• [YOUR OBJECTIVE]:
Each line should be copied exactly.

• [DATASET RECORDS]:
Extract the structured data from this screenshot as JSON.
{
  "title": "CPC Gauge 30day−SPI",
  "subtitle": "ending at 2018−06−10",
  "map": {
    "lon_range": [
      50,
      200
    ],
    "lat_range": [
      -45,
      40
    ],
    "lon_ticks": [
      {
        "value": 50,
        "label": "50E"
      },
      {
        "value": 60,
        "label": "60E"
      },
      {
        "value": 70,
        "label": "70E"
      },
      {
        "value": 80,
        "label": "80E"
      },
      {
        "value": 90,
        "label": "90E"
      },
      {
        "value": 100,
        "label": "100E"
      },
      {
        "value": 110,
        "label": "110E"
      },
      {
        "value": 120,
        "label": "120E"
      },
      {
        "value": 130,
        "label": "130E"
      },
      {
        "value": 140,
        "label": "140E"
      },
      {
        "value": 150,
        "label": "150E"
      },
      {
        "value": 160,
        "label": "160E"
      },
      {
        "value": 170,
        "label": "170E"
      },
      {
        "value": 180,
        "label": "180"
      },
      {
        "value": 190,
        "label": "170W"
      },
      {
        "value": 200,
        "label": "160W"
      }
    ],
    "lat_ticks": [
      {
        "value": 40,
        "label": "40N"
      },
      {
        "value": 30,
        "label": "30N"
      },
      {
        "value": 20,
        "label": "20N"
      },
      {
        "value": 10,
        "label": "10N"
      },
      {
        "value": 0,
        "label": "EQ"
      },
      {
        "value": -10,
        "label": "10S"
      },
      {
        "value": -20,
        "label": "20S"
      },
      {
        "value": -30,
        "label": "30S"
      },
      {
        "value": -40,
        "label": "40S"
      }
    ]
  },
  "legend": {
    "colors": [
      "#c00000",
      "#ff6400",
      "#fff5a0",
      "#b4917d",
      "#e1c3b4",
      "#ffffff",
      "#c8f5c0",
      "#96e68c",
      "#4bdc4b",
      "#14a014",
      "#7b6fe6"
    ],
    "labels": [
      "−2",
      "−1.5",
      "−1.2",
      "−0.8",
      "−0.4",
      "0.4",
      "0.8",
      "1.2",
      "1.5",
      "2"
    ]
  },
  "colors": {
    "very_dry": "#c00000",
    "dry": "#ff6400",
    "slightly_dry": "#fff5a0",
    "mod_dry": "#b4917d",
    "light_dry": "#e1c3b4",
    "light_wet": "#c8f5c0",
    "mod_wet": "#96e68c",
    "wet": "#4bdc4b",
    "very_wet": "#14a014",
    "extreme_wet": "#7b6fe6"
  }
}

• [WRITTEN SOLUTION]:
Extract the structured data from this screenshot as JSON.
{
  "title": "CPC Gauge 30day−SPI",
  "subtitle": "ending at 2018−06−10",
  "map": {
    "lon_range": [
      50,
      200
    ],
    "lat_range": [
      -45,
      40
    ],
    "lon_ticks": [
      {
        "value": 50,
        "label": "50E"
      },
      {
        "value": 60,
        "label": "60E"
      },
      {
        "value": 70,
        "label": "70E"
      },
      {
        "value": 80,
        "label": "80E"
      },
      {
        "value": 90,
        "label": "90E"
      },
      {
        "value": 100,
        "label": "100E"
      },
      {
        "value": 110,
        "label": "110E"
      },
      {
        "value": 120,
        "label": "120E"
      },
      {
        "value": 130,
        "label": "130E"
      },
      {
        "value": 140,
        "label": "140E"
      },
      {
        "value": 150,
        "label": "150E"
      },
      {
        "value": 160,
        "label": "160E"
      },
      {
        "value": 170,
        "label": "170E"
      },
      {
        "value": 180,
        "label": "180"
      },
      {
        "value": 190,
        "label": "170W"
      },
      {
        "value": 200,
        "label": "160W"
      }
    ],
    "lat_ticks": [
      {
        "value": 40,
        "label": "40N"
      },
      {
        "value": 30,
        "label": "30N"
      },
      {
        "value": 20,
        "label": "20N"
      },
      {
        "value": 10,
        "label": "10N"
      },
      {
        "value": 0,
        "label": "EQ"
      },
      {
        "value": -10,
        "label": "10S"
      },
      {
        "value": -20,
        "label": "20S"
      },
      {
        "value": -30,
        "label": "30S"
      },
      {
        "value": -40,
        "label": "40S"
      }
    ]
  },
  "legend": {
    "colors": [
      "#c00000",
      "#ff6400",
      "#fff5a0",
      "#b4917d",
      "#e1c3b4",
      "#ffffff",
      "#c8f5c0",
      "#96e68c",
      "#4bdc4b",
      "#14a014",
      "#7b6fe6"
    ],
    "labels": [
      "−2",
      "−1.5",
      "−1.2",
      "−0.8",
      "−0.4",
      "0.4",
      "0.8",
      "1.2",
      "1.5",
      "2"
    ]
  },
  "colors": {
    "very_dry": "#c00000",
    "dry": "#ff6400",
    "slightly_dry": "#fff5a0",
    "mod_dry": "#b4917d",
    "light_dry": "#e1c3b4",
    "light_wet": "#c8f5c0",
    "mod_wet": "#96e68c",
    "wet": "#4bdc4b",
    "very_wet": "#14a014",
    "extreme_wet": "#7b6fe6"
  }
}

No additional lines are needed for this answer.